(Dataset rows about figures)
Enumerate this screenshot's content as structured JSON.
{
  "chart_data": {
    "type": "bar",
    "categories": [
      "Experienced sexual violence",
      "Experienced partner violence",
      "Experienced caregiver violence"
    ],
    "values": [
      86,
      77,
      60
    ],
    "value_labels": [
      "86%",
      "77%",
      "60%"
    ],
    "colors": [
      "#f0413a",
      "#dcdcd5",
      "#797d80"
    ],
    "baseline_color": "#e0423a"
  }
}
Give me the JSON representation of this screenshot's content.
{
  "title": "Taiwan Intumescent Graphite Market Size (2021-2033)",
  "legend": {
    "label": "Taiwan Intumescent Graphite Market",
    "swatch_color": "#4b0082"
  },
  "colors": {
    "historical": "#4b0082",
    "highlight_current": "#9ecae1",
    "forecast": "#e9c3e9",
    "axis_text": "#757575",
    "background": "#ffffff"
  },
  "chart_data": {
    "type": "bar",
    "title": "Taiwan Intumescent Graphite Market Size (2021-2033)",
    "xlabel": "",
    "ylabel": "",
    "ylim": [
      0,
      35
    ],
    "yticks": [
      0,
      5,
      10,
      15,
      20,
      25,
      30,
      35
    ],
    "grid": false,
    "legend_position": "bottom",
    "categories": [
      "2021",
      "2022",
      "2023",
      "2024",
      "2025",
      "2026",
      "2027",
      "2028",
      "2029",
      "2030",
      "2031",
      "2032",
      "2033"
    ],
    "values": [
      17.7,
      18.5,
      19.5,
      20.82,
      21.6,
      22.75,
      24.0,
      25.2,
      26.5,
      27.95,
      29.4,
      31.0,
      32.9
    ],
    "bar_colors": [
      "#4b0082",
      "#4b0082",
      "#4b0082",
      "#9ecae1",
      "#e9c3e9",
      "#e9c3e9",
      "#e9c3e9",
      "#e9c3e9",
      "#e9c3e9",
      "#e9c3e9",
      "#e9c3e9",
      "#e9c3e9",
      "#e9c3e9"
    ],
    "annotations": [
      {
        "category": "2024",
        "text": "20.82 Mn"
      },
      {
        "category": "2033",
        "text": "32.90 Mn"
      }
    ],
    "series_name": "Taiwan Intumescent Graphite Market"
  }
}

> _Exercise requirements_: From the listing above, find the number of lines with the word "Graphite" in them. Answer with the number only.

> _Full answer_: 4